== RAW RECORDS

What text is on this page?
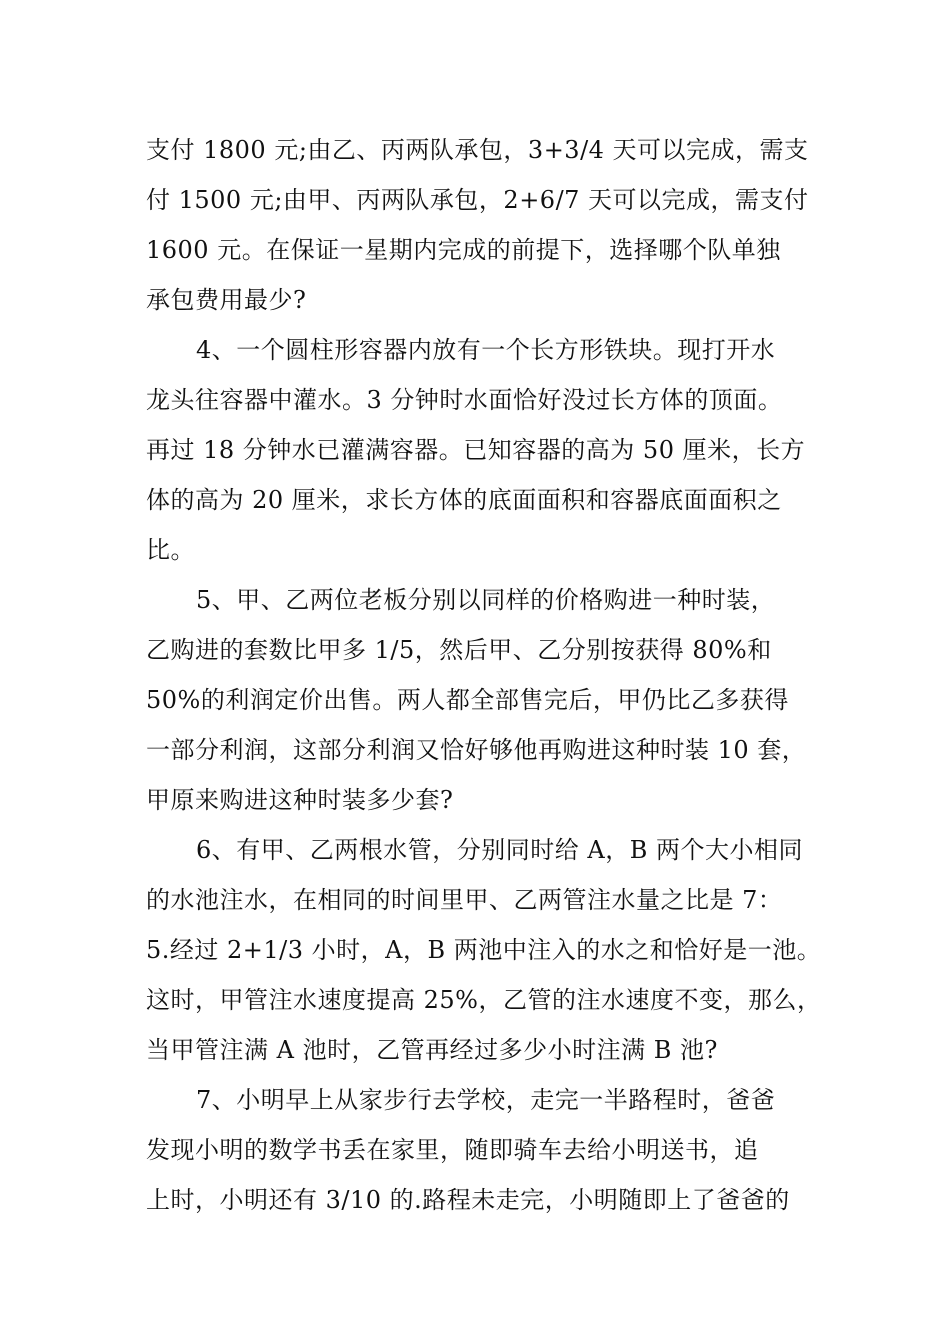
支付 1800 元;由乙、丙两队承包，3+3/4 天可以完成，需支
付 1500 元;由甲、丙两队承包，2+6/7 天可以完成，需支付
1600 元。在保证一星期内完成的前提下，选择哪个队单独
承包费用最少?
4、一个圆柱形容器内放有一个长方形铁块。现打开水
龙头往容器中灌水。3 分钟时水面恰好没过长方体的顶面。
再过 18 分钟水已灌满容器。已知容器的高为 50 厘米，长方
体的高为 20 厘米，求长方体的底面面积和容器底面面积之
比。
5、甲、乙两位老板分别以同样的价格购进一种时装，
乙购进的套数比甲多 1/5，然后甲、乙分别按获得 80%和
50%的利润定价出售。两人都全部售完后，甲仍比乙多获得
一部分利润，这部分利润又恰好够他再购进这种时装 10 套，
甲原来购进这种时装多少套?
6、有甲、乙两根水管，分别同时给 A，B 两个大小相同
的水池注水，在相同的时间里甲、乙两管注水量之比是 7：
5.经过 2+1/3 小时，A，B 两池中注入的水之和恰好是一池。
这时，甲管注水速度提高 25%，乙管的注水速度不变，那么，
当甲管注满 A 池时，乙管再经过多少小时注满 B 池?
7、小明早上从家步行去学校，走完一半路程时，爸爸
发现小明的数学书丢在家里，随即骑车去给小明送书，追
上时，小明还有 3/10 的.路程未走完，小明随即上了爸爸的
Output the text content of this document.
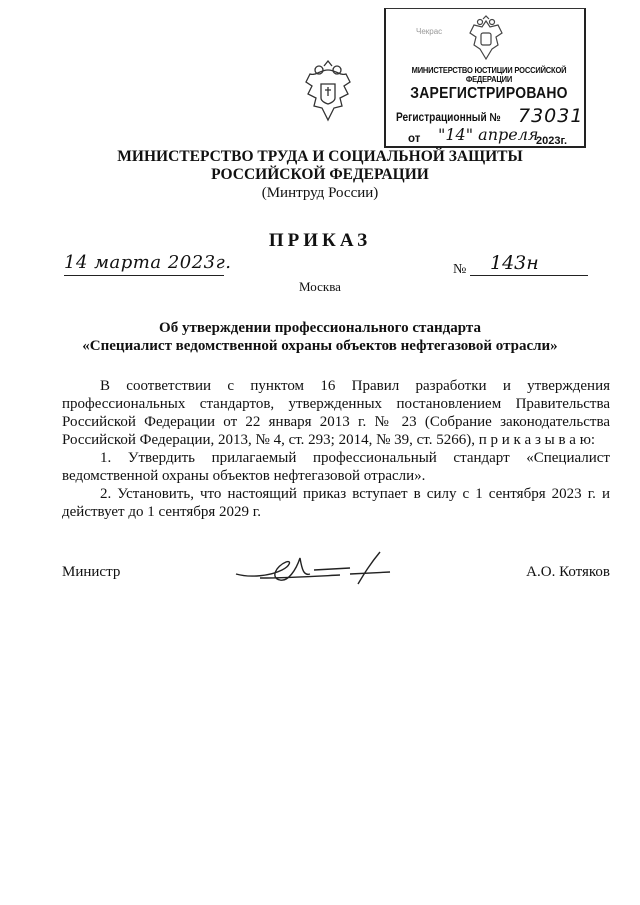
Чекрас
МИНИСТЕРСТВО ЮСТИЦИИ РОССИЙСКОЙ ФЕДЕРАЦИИ
ЗАРЕГИСТРИРОВАНО
Регистрационный № 73031
от "14" апреля
2023г.
МИНИСТЕРСТВО ТРУДА И СОЦИАЛЬНОЙ ЗАЩИТЫ
РОССИЙСКОЙ ФЕДЕРАЦИИ
(Минтруд России)
ПРИКАЗ
14 марта 2023г.	№ 143н
Москва
Об утверждении профессионального стандарта
«Специалист ведомственной охраны объектов нефтегазовой отрасли»

В соответствии с пунктом 16 Правил разработки и утверждения профессиональных стандартов, утвержденных постановлением Правительства Российской Федерации от 22 января 2013 г. № 23 (Собрание законодательства Российской Федерации, 2013, № 4, ст. 293; 2014, № 39, ст. 5266), п р и к а з ы в а ю:

1. Утвердить прилагаемый профессиональный стандарт «Специалист ведомственной охраны объектов нефтегазовой отрасли».

2. Установить, что настоящий приказ вступает в силу с 1 сентября 2023 г. и действует до 1 сентября 2029 г.

Министр	А.О. Котяков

====

*THE REQUEST*.
Repeat nothing but the lines from the one containing "Output the text content of this document." through the end of the entries, exactly, and skip the pictures.

*CORRECT RESULT*.
Output the text content of this document.
Чекрас
МИНИСТЕРСТВО ЮСТИЦИИ РОССИЙСКОЙ ФЕДЕРАЦИИ
ЗАРЕГИСТРИРОВАНО
Регистрационный № 73031
от "14" апреля
2023г.
МИНИСТЕРСТВО ТРУДА И СОЦИАЛЬНОЙ ЗАЩИТЫ
РОССИЙСКОЙ ФЕДЕРАЦИИ
(Минтруд России)
ПРИКАЗ
14 марта 2023г.	№ 143н
Москва
Об утверждении профессионального стандарта
«Специалист ведомственной охраны объектов нефтегазовой отрасли»

В соответствии с пунктом 16 Правил разработки и утверждения профессиональных стандартов, утвержденных постановлением Правительства Российской Федерации от 22 января 2013 г. № 23 (Собрание законодательства Российской Федерации, 2013, № 4, ст. 293; 2014, № 39, ст. 5266), п р и к а з ы в а ю:

1. Утвердить прилагаемый профессиональный стандарт «Специалист ведомственной охраны объектов нефтегазовой отрасли».

2. Установить, что настоящий приказ вступает в силу с 1 сентября 2023 г. и действует до 1 сентября 2029 г.

Министр	А.О. Котяков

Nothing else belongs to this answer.